* Start WORKING DATA *
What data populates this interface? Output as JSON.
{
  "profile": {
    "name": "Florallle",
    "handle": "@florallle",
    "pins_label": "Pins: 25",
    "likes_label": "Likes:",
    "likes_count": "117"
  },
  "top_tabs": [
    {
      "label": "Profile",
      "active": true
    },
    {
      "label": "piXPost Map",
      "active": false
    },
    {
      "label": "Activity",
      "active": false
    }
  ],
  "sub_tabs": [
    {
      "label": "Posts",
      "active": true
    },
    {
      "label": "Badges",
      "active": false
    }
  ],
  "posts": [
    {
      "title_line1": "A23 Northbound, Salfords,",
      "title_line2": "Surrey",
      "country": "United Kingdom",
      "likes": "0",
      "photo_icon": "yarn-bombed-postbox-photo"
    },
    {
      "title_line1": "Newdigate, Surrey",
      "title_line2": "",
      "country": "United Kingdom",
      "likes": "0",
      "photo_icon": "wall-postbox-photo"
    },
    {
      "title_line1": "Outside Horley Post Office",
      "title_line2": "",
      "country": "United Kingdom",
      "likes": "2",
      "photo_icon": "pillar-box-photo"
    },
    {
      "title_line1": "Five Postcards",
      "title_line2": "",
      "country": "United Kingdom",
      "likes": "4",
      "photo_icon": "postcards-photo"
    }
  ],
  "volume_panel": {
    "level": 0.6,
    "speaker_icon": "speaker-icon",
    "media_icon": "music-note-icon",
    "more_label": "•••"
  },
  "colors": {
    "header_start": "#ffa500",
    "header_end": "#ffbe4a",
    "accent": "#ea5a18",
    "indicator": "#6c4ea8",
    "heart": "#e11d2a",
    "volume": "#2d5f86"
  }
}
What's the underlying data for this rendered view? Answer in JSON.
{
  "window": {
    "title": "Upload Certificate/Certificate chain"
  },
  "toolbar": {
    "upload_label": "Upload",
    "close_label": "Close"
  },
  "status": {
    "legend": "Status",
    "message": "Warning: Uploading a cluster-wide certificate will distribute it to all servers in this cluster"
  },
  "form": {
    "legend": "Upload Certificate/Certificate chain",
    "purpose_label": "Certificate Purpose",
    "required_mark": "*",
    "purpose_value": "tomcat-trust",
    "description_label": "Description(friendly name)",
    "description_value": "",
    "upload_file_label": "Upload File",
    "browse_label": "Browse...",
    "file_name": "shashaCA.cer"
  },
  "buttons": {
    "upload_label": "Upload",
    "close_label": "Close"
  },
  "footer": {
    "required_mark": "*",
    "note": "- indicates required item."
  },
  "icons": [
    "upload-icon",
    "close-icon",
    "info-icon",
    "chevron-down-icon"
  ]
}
* End WORKING DATA *
WHAT IS BEING ASKED -> Write out exactly the lines starting with the one that holds "What's the underlying" and running through the last line above.

ANSWER BELOW ->
What's the underlying data for this rendered view? Answer in JSON.
{
  "window": {
    "title": "Upload Certificate/Certificate chain"
  },
  "toolbar": {
    "upload_label": "Upload",
    "close_label": "Close"
  },
  "status": {
    "legend": "Status",
    "message": "Warning: Uploading a cluster-wide certificate will distribute it to all servers in this cluster"
  },
  "form": {
    "legend": "Upload Certificate/Certificate chain",
    "purpose_label": "Certificate Purpose",
    "required_mark": "*",
    "purpose_value": "tomcat-trust",
    "description_label": "Description(friendly name)",
    "description_value": "",
    "upload_file_label": "Upload File",
    "browse_label": "Browse...",
    "file_name": "shashaCA.cer"
  },
  "buttons": {
    "upload_label": "Upload",
    "close_label": "Close"
  },
  "footer": {
    "required_mark": "*",
    "note": "- indicates required item."
  },
  "icons": [
    "upload-icon",
    "close-icon",
    "info-icon",
    "chevron-down-icon"
  ]
}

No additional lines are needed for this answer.